§ **YOUR GOAL**
Repeat the whole listing exactly.
EXTRACTED RECORDS start
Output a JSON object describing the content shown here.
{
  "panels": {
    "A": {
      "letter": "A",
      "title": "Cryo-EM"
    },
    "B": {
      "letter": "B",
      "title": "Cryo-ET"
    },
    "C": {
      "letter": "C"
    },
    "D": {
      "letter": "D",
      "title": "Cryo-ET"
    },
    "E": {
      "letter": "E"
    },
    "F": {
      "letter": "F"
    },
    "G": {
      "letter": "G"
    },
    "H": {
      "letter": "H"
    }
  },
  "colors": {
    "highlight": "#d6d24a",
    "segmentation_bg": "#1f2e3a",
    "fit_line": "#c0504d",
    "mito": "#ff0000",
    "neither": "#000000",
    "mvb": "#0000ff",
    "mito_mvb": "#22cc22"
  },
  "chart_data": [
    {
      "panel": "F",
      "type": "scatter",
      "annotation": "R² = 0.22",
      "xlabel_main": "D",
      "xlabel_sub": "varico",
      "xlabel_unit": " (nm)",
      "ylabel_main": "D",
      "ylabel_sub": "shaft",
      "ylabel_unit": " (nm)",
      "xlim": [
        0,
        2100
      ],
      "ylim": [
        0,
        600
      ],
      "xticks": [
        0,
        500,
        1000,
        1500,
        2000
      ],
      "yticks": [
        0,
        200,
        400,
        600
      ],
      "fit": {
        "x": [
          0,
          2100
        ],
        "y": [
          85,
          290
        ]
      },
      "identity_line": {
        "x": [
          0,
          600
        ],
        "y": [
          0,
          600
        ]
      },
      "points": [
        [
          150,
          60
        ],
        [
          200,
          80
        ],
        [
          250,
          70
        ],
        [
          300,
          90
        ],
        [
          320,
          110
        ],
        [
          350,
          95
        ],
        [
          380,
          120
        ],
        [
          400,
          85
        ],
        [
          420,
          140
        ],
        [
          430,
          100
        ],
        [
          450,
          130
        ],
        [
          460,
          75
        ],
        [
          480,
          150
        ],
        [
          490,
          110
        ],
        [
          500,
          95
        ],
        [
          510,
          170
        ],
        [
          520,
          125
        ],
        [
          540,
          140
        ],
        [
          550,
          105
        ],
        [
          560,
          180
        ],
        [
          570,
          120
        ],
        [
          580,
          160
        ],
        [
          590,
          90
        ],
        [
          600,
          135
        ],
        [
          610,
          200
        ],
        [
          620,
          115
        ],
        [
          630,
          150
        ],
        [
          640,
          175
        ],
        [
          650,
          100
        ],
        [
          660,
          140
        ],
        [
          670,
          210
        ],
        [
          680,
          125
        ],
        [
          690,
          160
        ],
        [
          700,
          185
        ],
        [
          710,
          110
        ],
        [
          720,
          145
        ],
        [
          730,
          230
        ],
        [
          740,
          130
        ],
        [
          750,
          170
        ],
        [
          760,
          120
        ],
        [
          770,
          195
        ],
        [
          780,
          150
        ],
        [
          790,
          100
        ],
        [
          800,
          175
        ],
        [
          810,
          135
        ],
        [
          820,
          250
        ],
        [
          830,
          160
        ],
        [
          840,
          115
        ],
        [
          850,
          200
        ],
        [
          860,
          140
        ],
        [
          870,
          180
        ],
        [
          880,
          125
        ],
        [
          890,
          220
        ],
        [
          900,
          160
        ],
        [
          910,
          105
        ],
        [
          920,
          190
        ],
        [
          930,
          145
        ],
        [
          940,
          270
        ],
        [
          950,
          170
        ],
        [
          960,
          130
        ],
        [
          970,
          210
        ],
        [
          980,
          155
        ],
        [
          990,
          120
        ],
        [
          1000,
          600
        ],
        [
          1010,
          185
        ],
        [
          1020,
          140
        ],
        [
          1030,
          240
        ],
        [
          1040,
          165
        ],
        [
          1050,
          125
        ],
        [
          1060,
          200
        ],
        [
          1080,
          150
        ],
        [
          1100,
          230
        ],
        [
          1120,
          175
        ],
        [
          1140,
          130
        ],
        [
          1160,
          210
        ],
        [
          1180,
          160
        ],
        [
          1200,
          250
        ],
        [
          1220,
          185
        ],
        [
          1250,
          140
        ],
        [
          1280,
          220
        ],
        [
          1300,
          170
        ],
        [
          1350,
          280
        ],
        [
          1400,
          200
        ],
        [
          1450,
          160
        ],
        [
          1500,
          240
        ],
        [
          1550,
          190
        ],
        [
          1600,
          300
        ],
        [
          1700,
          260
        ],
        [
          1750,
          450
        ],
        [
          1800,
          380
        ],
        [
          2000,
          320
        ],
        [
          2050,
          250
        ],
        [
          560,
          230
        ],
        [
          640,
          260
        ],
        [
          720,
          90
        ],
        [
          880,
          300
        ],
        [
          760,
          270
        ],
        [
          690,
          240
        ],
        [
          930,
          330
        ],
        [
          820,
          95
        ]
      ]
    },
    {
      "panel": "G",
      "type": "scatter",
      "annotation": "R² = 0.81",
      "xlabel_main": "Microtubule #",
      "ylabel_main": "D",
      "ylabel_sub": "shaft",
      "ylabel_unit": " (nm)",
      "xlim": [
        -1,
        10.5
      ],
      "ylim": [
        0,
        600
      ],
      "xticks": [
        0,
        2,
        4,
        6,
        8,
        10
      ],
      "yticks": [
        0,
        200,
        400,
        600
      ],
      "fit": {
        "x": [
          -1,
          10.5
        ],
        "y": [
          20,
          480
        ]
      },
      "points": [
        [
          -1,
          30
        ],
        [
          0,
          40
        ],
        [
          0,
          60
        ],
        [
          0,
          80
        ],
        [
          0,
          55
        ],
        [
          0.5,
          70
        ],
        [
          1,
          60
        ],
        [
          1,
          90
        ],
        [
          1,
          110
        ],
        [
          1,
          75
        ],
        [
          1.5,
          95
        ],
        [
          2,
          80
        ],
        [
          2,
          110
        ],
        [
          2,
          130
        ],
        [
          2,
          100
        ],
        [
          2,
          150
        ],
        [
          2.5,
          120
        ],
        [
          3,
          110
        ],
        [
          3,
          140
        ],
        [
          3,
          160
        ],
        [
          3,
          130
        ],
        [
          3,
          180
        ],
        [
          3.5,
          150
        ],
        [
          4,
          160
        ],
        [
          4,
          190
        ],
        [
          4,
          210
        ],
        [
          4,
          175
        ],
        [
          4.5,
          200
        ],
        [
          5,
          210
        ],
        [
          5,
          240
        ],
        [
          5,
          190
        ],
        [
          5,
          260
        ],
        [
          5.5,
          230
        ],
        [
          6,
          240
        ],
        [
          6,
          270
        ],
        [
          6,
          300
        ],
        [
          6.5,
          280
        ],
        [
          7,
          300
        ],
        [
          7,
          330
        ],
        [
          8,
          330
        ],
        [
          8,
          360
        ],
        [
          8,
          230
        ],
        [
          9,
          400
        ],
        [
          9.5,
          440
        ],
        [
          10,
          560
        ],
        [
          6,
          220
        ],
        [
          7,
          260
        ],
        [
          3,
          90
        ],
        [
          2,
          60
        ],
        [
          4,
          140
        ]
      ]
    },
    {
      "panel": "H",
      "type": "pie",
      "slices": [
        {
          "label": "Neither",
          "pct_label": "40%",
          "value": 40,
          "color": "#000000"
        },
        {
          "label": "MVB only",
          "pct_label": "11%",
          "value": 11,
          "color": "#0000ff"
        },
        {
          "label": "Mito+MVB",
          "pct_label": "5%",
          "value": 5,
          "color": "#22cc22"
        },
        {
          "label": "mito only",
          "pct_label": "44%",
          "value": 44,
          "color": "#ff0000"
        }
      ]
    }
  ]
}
EXTRACTED RECORDS end
§ **ANSWER TO THIS EXERCISE**
Output a JSON object describing the content shown here.
{
  "panels": {
    "A": {
      "letter": "A",
      "title": "Cryo-EM"
    },
    "B": {
      "letter": "B",
      "title": "Cryo-ET"
    },
    "C": {
      "letter": "C"
    },
    "D": {
      "letter": "D",
      "title": "Cryo-ET"
    },
    "E": {
      "letter": "E"
    },
    "F": {
      "letter": "F"
    },
    "G": {
      "letter": "G"
    },
    "H": {
      "letter": "H"
    }
  },
  "colors": {
    "highlight": "#d6d24a",
    "segmentation_bg": "#1f2e3a",
    "fit_line": "#c0504d",
    "mito": "#ff0000",
    "neither": "#000000",
    "mvb": "#0000ff",
    "mito_mvb": "#22cc22"
  },
  "chart_data": [
    {
      "panel": "F",
      "type": "scatter",
      "annotation": "R² = 0.22",
      "xlabel_main": "D",
      "xlabel_sub": "varico",
      "xlabel_unit": " (nm)",
      "ylabel_main": "D",
      "ylabel_sub": "shaft",
      "ylabel_unit": " (nm)",
      "xlim": [
        0,
        2100
      ],
      "ylim": [
        0,
        600
      ],
      "xticks": [
        0,
        500,
        1000,
        1500,
        2000
      ],
      "yticks": [
        0,
        200,
        400,
        600
      ],
      "fit": {
        "x": [
          0,
          2100
        ],
        "y": [
          85,
          290
        ]
      },
      "identity_line": {
        "x": [
          0,
          600
        ],
        "y": [
          0,
          600
        ]
      },
      "points": [
        [
          150,
          60
        ],
        [
          200,
          80
        ],
        [
          250,
          70
        ],
        [
          300,
          90
        ],
        [
          320,
          110
        ],
        [
          350,
          95
        ],
        [
          380,
          120
        ],
        [
          400,
          85
        ],
        [
          420,
          140
        ],
        [
          430,
          100
        ],
        [
          450,
          130
        ],
        [
          460,
          75
        ],
        [
          480,
          150
        ],
        [
          490,
          110
        ],
        [
          500,
          95
        ],
        [
          510,
          170
        ],
        [
          520,
          125
        ],
        [
          540,
          140
        ],
        [
          550,
          105
        ],
        [
          560,
          180
        ],
        [
          570,
          120
        ],
        [
          580,
          160
        ],
        [
          590,
          90
        ],
        [
          600,
          135
        ],
        [
          610,
          200
        ],
        [
          620,
          115
        ],
        [
          630,
          150
        ],
        [
          640,
          175
        ],
        [
          650,
          100
        ],
        [
          660,
          140
        ],
        [
          670,
          210
        ],
        [
          680,
          125
        ],
        [
          690,
          160
        ],
        [
          700,
          185
        ],
        [
          710,
          110
        ],
        [
          720,
          145
        ],
        [
          730,
          230
        ],
        [
          740,
          130
        ],
        [
          750,
          170
        ],
        [
          760,
          120
        ],
        [
          770,
          195
        ],
        [
          780,
          150
        ],
        [
          790,
          100
        ],
        [
          800,
          175
        ],
        [
          810,
          135
        ],
        [
          820,
          250
        ],
        [
          830,
          160
        ],
        [
          840,
          115
        ],
        [
          850,
          200
        ],
        [
          860,
          140
        ],
        [
          870,
          180
        ],
        [
          880,
          125
        ],
        [
          890,
          220
        ],
        [
          900,
          160
        ],
        [
          910,
          105
        ],
        [
          920,
          190
        ],
        [
          930,
          145
        ],
        [
          940,
          270
        ],
        [
          950,
          170
        ],
        [
          960,
          130
        ],
        [
          970,
          210
        ],
        [
          980,
          155
        ],
        [
          990,
          120
        ],
        [
          1000,
          600
        ],
        [
          1010,
          185
        ],
        [
          1020,
          140
        ],
        [
          1030,
          240
        ],
        [
          1040,
          165
        ],
        [
          1050,
          125
        ],
        [
          1060,
          200
        ],
        [
          1080,
          150
        ],
        [
          1100,
          230
        ],
        [
          1120,
          175
        ],
        [
          1140,
          130
        ],
        [
          1160,
          210
        ],
        [
          1180,
          160
        ],
        [
          1200,
          250
        ],
        [
          1220,
          185
        ],
        [
          1250,
          140
        ],
        [
          1280,
          220
        ],
        [
          1300,
          170
        ],
        [
          1350,
          280
        ],
        [
          1400,
          200
        ],
        [
          1450,
          160
        ],
        [
          1500,
          240
        ],
        [
          1550,
          190
        ],
        [
          1600,
          300
        ],
        [
          1700,
          260
        ],
        [
          1750,
          450
        ],
        [
          1800,
          380
        ],
        [
          2000,
          320
        ],
        [
          2050,
          250
        ],
        [
          560,
          230
        ],
        [
          640,
          260
        ],
        [
          720,
          90
        ],
        [
          880,
          300
        ],
        [
          760,
          270
        ],
        [
          690,
          240
        ],
        [
          930,
          330
        ],
        [
          820,
          95
        ]
      ]
    },
    {
      "panel": "G",
      "type": "scatter",
      "annotation": "R² = 0.81",
      "xlabel_main": "Microtubule #",
      "ylabel_main": "D",
      "ylabel_sub": "shaft",
      "ylabel_unit": " (nm)",
      "xlim": [
        -1,
        10.5
      ],
      "ylim": [
        0,
        600
      ],
      "xticks": [
        0,
        2,
        4,
        6,
        8,
        10
      ],
      "yticks": [
        0,
        200,
        400,
        600
      ],
      "fit": {
        "x": [
          -1,
          10.5
        ],
        "y": [
          20,
          480
        ]
      },
      "points": [
        [
          -1,
          30
        ],
        [
          0,
          40
        ],
        [
          0,
          60
        ],
        [
          0,
          80
        ],
        [
          0,
          55
        ],
        [
          0.5,
          70
        ],
        [
          1,
          60
        ],
        [
          1,
          90
        ],
        [
          1,
          110
        ],
        [
          1,
          75
        ],
        [
          1.5,
          95
        ],
        [
          2,
          80
        ],
        [
          2,
          110
        ],
        [
          2,
          130
        ],
        [
          2,
          100
        ],
        [
          2,
          150
        ],
        [
          2.5,
          120
        ],
        [
          3,
          110
        ],
        [
          3,
          140
        ],
        [
          3,
          160
        ],
        [
          3,
          130
        ],
        [
          3,
          180
        ],
        [
          3.5,
          150
        ],
        [
          4,
          160
        ],
        [
          4,
          190
        ],
        [
          4,
          210
        ],
        [
          4,
          175
        ],
        [
          4.5,
          200
        ],
        [
          5,
          210
        ],
        [
          5,
          240
        ],
        [
          5,
          190
        ],
        [
          5,
          260
        ],
        [
          5.5,
          230
        ],
        [
          6,
          240
        ],
        [
          6,
          270
        ],
        [
          6,
          300
        ],
        [
          6.5,
          280
        ],
        [
          7,
          300
        ],
        [
          7,
          330
        ],
        [
          8,
          330
        ],
        [
          8,
          360
        ],
        [
          8,
          230
        ],
        [
          9,
          400
        ],
        [
          9.5,
          440
        ],
        [
          10,
          560
        ],
        [
          6,
          220
        ],
        [
          7,
          260
        ],
        [
          3,
          90
        ],
        [
          2,
          60
        ],
        [
          4,
          140
        ]
      ]
    },
    {
      "panel": "H",
      "type": "pie",
      "slices": [
        {
          "label": "Neither",
          "pct_label": "40%",
          "value": 40,
          "color": "#000000"
        },
        {
          "label": "MVB only",
          "pct_label": "11%",
          "value": 11,
          "color": "#0000ff"
        },
        {
          "label": "Mito+MVB",
          "pct_label": "5%",
          "value": 5,
          "color": "#22cc22"
        },
        {
          "label": "mito only",
          "pct_label": "44%",
          "value": 44,
          "color": "#ff0000"
        }
      ]
    }
  ]
}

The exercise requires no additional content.